> Stated problem
In the listing that follows, count each line where the word "available" appears; write nothing but the count.

──────────

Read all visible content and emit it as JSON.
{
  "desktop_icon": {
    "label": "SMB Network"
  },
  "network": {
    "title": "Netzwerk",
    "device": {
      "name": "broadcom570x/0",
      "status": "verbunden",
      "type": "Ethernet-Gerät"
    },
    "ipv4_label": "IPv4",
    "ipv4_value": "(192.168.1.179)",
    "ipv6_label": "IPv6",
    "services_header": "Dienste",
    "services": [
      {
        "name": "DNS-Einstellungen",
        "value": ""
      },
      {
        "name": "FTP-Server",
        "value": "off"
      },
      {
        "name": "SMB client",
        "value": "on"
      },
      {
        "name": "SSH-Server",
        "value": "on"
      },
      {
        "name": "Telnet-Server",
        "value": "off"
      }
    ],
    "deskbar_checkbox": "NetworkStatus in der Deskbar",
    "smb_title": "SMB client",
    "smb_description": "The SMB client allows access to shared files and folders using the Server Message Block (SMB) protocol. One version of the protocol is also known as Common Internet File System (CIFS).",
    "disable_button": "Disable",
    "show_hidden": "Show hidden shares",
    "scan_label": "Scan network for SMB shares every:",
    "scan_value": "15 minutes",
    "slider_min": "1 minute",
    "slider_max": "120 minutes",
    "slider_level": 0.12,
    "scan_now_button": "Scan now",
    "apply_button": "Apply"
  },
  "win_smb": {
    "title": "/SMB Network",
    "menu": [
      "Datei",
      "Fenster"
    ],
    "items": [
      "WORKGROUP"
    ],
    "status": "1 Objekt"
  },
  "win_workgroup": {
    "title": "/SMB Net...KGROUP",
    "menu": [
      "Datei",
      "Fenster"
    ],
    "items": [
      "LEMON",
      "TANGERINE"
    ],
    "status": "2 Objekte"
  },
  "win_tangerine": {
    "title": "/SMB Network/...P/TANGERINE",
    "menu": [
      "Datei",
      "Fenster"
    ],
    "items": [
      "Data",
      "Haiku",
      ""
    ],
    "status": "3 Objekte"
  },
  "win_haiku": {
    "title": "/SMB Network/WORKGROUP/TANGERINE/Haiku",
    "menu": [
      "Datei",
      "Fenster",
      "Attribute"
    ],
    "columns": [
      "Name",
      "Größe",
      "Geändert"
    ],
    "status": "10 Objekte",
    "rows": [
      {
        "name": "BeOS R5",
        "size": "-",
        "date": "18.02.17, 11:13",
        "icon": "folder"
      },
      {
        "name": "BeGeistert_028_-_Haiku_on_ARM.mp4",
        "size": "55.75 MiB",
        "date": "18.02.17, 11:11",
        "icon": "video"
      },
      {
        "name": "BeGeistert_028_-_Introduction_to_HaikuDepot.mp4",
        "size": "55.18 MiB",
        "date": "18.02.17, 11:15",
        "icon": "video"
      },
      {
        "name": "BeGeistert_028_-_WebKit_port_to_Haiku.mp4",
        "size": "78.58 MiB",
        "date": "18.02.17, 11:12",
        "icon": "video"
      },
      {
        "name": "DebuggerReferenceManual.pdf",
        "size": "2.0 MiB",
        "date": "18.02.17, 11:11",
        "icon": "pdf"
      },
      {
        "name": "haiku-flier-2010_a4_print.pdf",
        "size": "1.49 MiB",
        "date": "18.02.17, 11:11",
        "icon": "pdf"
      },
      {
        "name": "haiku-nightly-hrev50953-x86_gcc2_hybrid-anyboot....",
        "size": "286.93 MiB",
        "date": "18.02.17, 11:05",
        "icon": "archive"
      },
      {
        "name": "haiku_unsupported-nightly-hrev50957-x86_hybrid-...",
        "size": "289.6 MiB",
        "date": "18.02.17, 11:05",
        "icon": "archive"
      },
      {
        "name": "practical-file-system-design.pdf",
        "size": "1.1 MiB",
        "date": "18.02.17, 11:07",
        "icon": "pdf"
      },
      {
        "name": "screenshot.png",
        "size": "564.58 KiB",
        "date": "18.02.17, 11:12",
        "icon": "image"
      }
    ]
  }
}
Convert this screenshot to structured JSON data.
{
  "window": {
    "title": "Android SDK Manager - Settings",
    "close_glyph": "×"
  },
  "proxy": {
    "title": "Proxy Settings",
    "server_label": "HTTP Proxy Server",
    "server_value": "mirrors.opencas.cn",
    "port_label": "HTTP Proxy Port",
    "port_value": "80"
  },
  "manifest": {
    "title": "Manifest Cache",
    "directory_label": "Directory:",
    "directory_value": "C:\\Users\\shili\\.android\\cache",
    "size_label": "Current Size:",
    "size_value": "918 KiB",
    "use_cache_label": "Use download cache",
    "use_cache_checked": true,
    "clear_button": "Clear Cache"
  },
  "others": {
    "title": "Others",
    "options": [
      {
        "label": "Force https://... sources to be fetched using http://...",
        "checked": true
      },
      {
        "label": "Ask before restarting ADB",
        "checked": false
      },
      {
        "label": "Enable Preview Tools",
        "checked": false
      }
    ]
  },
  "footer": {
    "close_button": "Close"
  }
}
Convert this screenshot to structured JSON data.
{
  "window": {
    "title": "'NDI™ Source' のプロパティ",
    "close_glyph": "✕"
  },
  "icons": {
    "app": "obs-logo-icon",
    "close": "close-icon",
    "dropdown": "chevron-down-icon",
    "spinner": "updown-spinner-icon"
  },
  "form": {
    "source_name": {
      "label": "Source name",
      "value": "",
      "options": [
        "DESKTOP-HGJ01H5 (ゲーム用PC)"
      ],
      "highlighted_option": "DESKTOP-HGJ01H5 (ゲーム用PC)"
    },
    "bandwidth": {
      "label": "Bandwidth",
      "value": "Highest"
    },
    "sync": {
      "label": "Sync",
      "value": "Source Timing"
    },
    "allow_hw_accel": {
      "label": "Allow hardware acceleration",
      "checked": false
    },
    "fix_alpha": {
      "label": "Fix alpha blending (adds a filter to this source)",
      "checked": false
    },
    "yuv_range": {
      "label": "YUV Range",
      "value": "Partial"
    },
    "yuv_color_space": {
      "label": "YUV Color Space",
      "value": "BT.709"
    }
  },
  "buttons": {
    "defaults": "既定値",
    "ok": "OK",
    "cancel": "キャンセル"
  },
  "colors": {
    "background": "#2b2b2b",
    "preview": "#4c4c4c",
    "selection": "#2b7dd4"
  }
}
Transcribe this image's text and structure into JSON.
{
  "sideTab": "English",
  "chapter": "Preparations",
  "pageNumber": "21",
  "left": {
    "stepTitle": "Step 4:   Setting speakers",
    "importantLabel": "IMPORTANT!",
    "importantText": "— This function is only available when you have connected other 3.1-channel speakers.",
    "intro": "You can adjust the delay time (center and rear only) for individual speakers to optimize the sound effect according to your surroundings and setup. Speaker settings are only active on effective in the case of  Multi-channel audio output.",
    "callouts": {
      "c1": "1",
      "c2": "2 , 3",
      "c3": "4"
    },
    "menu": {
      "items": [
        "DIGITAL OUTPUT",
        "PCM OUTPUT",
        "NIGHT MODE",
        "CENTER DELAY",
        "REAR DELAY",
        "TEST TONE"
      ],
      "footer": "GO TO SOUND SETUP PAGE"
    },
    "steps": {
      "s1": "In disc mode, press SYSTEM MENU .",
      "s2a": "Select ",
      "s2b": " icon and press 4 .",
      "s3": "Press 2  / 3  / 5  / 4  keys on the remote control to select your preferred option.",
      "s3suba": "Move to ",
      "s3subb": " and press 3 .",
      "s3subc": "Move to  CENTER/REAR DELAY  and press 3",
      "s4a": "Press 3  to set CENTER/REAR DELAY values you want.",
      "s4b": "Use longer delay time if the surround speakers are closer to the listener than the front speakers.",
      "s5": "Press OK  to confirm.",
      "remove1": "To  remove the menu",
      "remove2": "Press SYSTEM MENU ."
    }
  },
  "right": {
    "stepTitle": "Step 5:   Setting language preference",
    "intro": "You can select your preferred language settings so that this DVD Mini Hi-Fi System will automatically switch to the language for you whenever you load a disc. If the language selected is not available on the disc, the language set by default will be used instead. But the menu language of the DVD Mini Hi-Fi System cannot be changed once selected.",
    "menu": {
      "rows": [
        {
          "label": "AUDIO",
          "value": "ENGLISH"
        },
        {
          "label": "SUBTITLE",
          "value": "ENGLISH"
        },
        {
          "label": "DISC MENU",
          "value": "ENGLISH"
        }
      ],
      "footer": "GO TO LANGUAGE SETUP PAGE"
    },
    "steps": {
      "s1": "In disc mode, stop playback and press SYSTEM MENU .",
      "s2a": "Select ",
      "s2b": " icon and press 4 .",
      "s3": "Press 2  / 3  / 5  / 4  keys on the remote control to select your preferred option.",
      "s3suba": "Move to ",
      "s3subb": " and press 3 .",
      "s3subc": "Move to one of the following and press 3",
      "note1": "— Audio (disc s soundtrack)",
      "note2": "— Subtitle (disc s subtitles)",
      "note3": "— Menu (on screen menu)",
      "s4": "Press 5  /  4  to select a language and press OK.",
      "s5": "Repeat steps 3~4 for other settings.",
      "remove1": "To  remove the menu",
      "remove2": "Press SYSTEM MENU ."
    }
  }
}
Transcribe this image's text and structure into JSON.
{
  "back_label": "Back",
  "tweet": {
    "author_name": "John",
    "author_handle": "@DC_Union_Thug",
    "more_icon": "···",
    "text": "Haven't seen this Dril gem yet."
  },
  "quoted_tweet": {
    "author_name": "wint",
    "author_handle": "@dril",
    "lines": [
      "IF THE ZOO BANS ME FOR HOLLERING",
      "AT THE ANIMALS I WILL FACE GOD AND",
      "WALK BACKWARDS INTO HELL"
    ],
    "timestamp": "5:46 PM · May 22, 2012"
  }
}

──────────

> Correct output
2